→ **Set task**
Of all the lines in the material, how many include the word "title"? Reply with the number alone.

→ **Extracted information**
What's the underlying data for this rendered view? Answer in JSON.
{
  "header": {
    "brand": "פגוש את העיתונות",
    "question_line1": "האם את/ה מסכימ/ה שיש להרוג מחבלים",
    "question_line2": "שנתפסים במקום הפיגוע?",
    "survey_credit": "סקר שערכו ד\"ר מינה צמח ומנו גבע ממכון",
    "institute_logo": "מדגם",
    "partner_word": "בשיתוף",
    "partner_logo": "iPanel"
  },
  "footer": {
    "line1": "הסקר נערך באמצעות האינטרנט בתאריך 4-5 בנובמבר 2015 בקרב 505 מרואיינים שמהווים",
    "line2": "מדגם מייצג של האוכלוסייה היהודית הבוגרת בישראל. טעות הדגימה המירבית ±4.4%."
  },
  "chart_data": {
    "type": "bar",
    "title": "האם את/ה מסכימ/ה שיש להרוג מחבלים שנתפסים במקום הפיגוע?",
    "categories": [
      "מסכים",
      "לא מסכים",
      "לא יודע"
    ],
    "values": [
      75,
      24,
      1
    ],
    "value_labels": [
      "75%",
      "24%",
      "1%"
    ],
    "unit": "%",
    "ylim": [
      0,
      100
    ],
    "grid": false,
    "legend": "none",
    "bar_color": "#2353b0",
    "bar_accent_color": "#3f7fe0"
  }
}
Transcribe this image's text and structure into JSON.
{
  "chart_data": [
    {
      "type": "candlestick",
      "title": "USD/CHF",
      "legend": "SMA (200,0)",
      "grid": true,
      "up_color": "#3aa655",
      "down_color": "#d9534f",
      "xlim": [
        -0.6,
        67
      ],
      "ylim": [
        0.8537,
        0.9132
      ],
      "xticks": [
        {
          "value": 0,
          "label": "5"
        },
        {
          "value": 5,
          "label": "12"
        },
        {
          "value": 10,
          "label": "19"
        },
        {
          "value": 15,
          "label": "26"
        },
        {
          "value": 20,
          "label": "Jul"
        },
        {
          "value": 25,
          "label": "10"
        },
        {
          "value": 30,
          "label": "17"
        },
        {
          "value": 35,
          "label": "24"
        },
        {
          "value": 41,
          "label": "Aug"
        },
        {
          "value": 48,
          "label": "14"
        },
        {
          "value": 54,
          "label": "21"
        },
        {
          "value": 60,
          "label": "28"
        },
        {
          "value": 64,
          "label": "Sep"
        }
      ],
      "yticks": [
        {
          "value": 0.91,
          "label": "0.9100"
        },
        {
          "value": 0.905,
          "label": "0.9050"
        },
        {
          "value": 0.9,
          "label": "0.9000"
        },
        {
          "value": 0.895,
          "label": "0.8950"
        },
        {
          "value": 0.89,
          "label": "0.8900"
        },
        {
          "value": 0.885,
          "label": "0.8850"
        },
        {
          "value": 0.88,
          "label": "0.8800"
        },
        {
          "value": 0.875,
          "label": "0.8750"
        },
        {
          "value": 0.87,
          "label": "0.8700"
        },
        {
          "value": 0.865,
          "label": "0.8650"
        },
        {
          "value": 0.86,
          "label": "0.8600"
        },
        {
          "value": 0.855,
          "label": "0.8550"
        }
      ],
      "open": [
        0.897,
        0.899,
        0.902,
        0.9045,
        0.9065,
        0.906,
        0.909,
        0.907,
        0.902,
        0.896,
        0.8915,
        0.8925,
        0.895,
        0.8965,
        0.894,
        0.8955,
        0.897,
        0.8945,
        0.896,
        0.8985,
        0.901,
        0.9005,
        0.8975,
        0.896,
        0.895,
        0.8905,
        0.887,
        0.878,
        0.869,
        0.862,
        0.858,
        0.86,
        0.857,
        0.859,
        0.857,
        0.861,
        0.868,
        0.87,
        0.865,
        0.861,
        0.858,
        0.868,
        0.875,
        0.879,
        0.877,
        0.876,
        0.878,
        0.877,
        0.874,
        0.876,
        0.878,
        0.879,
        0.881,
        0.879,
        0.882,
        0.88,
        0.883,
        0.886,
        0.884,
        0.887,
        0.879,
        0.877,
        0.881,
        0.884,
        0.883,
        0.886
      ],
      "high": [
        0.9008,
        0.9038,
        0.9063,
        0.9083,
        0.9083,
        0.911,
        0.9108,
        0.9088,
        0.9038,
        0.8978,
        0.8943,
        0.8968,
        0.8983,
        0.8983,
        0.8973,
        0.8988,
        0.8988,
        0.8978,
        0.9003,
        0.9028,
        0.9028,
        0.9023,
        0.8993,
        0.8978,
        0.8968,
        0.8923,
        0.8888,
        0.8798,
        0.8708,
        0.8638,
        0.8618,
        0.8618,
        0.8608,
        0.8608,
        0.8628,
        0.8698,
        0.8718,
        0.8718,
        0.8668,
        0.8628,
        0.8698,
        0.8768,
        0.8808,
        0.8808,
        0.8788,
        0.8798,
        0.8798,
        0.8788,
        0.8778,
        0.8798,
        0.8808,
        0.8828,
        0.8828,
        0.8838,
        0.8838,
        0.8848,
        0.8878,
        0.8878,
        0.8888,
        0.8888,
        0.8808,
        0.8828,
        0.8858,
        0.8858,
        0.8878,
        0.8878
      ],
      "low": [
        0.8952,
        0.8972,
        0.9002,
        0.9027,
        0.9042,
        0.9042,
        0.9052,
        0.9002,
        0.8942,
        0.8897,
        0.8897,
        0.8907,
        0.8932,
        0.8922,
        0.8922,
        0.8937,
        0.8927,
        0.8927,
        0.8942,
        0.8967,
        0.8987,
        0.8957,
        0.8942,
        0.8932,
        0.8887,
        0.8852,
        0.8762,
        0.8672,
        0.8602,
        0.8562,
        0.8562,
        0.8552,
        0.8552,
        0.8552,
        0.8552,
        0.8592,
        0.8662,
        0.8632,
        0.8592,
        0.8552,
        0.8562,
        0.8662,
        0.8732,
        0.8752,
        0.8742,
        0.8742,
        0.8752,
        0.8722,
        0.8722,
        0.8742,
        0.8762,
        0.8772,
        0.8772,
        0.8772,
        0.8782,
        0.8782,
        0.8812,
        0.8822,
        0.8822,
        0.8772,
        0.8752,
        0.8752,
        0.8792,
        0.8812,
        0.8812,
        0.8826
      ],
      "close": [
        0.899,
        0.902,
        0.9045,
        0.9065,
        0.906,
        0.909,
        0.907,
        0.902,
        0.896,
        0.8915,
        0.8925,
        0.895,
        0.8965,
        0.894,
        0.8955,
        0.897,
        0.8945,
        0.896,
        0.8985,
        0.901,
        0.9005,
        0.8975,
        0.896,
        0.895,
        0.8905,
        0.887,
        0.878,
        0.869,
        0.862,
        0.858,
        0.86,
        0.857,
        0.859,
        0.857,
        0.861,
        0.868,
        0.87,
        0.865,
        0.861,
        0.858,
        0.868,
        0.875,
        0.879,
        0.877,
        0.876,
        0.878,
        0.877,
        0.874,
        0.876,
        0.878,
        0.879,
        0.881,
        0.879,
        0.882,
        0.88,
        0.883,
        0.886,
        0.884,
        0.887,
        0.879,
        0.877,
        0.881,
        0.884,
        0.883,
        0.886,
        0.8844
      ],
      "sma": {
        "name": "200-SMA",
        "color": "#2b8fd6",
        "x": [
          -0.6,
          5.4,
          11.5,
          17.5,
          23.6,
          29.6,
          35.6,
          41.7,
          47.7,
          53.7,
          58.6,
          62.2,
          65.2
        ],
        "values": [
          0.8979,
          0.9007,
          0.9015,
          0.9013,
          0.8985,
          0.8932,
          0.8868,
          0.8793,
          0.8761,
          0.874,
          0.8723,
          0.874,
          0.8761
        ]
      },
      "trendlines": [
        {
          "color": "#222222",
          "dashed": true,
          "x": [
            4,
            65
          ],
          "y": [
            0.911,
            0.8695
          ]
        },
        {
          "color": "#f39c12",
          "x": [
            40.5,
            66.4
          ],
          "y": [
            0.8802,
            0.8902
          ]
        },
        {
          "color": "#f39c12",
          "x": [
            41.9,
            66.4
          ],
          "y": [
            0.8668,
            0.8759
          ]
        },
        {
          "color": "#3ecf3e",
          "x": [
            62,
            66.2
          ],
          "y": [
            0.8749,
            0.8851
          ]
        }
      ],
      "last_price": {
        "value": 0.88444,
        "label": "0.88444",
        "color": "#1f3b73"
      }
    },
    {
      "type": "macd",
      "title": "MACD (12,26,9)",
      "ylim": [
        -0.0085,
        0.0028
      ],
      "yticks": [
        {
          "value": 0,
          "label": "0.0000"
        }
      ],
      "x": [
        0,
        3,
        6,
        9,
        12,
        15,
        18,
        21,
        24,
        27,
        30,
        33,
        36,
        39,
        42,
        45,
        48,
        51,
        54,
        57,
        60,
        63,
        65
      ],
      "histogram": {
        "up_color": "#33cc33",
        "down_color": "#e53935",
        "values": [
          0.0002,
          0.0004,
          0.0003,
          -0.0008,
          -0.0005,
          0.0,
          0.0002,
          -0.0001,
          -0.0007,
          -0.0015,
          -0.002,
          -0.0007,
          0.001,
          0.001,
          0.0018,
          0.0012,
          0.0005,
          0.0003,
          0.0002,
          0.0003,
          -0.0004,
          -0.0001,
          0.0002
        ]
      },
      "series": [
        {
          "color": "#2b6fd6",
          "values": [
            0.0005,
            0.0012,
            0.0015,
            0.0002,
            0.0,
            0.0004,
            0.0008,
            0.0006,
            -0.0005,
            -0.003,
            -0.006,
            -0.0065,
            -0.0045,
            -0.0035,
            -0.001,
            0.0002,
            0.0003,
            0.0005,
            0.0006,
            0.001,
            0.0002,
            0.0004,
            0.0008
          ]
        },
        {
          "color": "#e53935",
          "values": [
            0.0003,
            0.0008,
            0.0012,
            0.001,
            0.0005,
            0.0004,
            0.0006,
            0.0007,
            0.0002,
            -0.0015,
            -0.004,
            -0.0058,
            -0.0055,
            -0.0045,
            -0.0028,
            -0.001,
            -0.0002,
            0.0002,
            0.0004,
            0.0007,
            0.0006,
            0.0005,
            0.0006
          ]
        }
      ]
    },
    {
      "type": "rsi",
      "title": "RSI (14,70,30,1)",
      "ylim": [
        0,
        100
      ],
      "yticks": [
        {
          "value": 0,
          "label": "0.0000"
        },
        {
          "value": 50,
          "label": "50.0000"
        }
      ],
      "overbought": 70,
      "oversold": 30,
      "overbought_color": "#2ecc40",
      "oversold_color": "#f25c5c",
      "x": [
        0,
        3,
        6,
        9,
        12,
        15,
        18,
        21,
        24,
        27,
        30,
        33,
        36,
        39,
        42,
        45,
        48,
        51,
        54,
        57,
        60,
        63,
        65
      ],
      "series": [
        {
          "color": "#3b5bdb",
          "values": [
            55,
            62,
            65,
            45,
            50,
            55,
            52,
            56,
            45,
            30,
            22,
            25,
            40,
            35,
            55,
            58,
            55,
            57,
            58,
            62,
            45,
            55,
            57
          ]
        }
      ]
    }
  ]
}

→ **Response for this exercise**
4